- _Provided entries_
[Start]

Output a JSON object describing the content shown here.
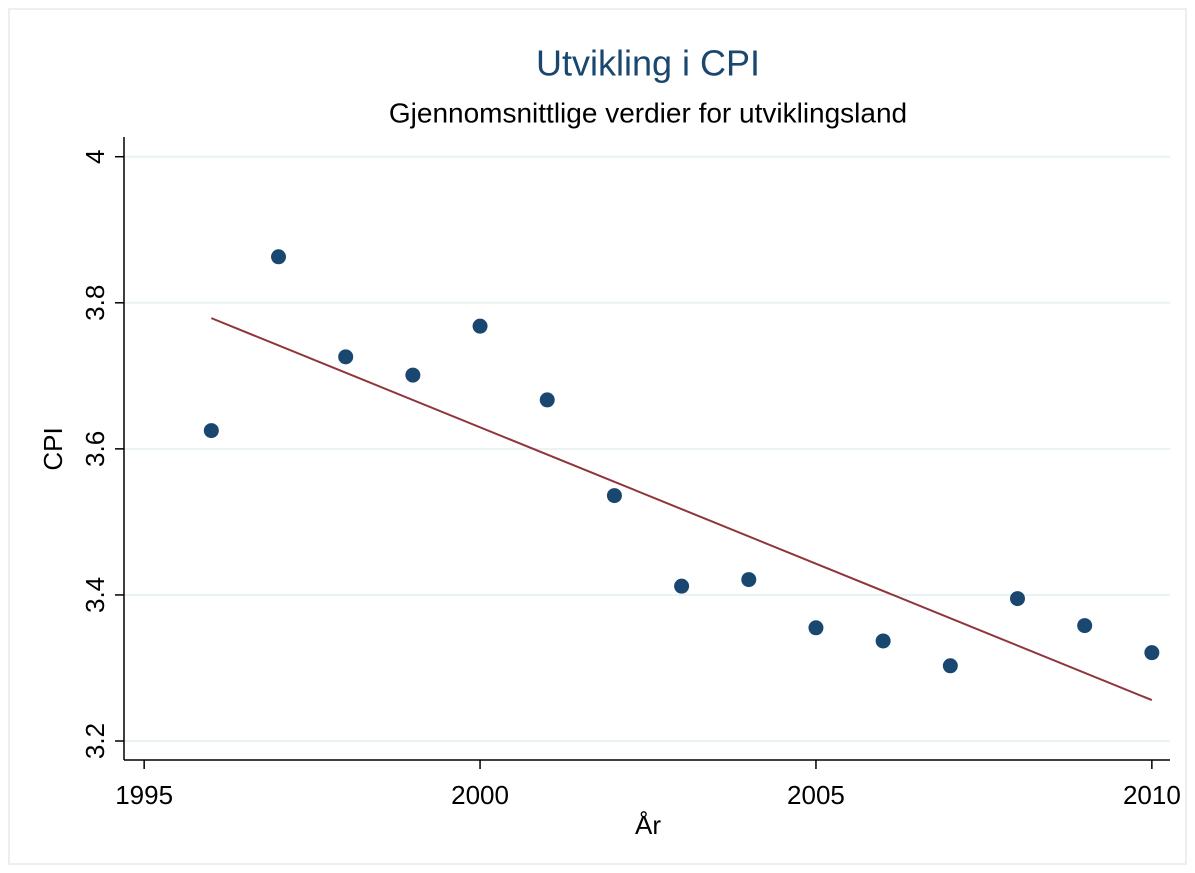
{
  "chart_data": {
    "type": "scatter",
    "title": "Utvikling i CPI",
    "subtitle": "Gjennomsnittlige verdier for utviklingsland",
    "x_label": "År",
    "y_label": "CPI",
    "x": [
      1996,
      1997,
      1998,
      1999,
      2000,
      2001,
      2002,
      2003,
      2004,
      2005,
      2006,
      2007,
      2008,
      2009,
      2010
    ],
    "series": [
      {
        "type": "scatter",
        "color": "#1a476f",
        "values": [
          3.625,
          3.863,
          3.726,
          3.701,
          3.768,
          3.667,
          3.536,
          3.412,
          3.421,
          3.355,
          3.337,
          3.303,
          3.395,
          3.358,
          3.321
        ]
      },
      {
        "type": "line",
        "color": "#90353b",
        "x": [
          1996,
          2010
        ],
        "values": [
          3.779,
          3.256
        ]
      }
    ],
    "xlim": [
      1994.7,
      2010.27
    ],
    "ylim": [
      3.174,
      4.027
    ],
    "xticks": [
      1995,
      2000,
      2005,
      2010
    ],
    "yticks": [
      3.2,
      3.4,
      3.6,
      3.8,
      4
    ],
    "grid": true
  }
}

[End]

- _Aim of the task_
Identify the lines of the entries containing the string "type". Copy each such line.

- _Finished exercise_
    "type": "scatter",
        "type": "scatter",
        "type": "line",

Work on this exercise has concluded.